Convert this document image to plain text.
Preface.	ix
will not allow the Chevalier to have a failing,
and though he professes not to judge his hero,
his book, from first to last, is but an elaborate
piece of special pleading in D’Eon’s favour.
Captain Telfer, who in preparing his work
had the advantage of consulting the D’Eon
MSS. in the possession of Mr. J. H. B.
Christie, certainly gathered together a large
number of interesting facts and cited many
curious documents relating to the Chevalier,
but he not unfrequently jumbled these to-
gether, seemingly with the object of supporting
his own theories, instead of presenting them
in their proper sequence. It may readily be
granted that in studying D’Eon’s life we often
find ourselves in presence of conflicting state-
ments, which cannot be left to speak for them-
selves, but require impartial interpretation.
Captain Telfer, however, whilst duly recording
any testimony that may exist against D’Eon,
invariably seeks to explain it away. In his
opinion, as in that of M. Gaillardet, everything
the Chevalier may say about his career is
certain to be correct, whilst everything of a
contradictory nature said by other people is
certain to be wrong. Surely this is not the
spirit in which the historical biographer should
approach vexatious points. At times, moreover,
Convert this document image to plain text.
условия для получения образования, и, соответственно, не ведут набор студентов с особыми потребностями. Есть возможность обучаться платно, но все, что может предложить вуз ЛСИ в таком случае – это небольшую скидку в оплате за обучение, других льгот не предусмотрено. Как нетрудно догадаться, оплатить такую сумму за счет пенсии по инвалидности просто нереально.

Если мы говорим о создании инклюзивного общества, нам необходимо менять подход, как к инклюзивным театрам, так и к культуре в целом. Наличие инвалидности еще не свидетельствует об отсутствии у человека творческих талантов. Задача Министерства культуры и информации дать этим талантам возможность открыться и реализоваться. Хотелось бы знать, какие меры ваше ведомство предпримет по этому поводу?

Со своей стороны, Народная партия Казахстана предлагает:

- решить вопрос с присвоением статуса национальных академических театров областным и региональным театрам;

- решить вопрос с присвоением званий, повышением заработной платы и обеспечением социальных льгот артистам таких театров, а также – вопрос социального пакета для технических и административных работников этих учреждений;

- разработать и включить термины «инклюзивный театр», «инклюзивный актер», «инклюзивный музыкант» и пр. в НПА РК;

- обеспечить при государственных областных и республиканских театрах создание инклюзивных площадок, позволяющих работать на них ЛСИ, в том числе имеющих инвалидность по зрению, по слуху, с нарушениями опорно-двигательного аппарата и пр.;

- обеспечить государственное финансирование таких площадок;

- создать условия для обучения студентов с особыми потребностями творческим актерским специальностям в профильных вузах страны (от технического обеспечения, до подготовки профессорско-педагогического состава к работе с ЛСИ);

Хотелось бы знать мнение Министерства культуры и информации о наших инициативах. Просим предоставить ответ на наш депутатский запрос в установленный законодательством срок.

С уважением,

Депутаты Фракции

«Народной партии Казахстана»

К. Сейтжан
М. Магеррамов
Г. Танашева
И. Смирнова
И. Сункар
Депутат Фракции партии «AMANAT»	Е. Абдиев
■ ■ ■
**Your objective**
Among the lines of the data above, count those holding "инвалидности" and state only the number.

**Result of the task**
2